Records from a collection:
▼
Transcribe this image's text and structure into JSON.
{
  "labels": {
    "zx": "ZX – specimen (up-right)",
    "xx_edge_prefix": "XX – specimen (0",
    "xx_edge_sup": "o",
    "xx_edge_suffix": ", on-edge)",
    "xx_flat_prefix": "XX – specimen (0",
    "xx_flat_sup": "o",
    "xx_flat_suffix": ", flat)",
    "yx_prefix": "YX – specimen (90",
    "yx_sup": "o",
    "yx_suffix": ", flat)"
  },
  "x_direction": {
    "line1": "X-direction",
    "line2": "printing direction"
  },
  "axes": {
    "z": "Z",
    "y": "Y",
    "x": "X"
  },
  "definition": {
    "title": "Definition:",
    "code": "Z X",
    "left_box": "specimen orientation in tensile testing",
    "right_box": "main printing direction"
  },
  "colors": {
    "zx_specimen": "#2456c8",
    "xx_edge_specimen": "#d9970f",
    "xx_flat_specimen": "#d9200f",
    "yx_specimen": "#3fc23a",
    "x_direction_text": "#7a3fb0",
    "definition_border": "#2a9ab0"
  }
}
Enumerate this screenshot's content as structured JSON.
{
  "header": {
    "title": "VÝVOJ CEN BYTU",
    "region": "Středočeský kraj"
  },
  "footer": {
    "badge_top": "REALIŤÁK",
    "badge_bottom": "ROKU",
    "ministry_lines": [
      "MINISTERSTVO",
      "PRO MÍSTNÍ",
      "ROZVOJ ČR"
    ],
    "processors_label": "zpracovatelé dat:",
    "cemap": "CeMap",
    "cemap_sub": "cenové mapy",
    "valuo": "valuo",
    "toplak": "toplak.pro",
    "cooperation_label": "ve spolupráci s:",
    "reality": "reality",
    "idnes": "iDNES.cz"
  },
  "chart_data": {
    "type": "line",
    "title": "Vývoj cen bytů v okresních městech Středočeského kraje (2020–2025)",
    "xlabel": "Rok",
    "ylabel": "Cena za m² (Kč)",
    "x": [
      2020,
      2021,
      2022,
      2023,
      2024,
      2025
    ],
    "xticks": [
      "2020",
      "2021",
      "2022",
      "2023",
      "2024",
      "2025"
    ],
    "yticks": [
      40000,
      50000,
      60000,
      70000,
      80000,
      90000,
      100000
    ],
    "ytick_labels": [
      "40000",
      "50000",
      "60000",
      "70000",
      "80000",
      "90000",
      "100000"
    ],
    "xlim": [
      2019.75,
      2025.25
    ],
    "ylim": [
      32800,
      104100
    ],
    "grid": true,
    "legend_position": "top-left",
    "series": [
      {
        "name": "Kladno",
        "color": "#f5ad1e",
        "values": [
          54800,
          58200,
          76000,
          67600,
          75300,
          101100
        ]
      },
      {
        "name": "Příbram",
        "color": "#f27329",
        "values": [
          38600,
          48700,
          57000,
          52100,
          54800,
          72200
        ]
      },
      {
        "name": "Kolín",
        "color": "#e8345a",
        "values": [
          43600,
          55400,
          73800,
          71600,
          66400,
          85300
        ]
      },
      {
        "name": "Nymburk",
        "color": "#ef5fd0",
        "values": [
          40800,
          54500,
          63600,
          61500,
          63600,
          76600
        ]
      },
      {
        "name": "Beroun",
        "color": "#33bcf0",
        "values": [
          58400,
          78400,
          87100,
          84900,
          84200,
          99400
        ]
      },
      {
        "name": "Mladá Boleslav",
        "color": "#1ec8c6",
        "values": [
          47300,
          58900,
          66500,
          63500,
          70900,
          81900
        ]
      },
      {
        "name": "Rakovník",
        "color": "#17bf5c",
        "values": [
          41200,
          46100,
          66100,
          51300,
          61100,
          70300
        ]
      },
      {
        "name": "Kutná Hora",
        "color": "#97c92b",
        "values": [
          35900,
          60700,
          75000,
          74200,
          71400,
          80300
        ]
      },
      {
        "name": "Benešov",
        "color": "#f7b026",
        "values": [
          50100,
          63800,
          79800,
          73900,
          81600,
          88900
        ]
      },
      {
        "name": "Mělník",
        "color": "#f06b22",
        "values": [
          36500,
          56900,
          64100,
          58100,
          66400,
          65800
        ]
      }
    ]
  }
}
▲
● Request: How many lines in the records above contain the word "this"? Reply with the number alone.

● In response: 2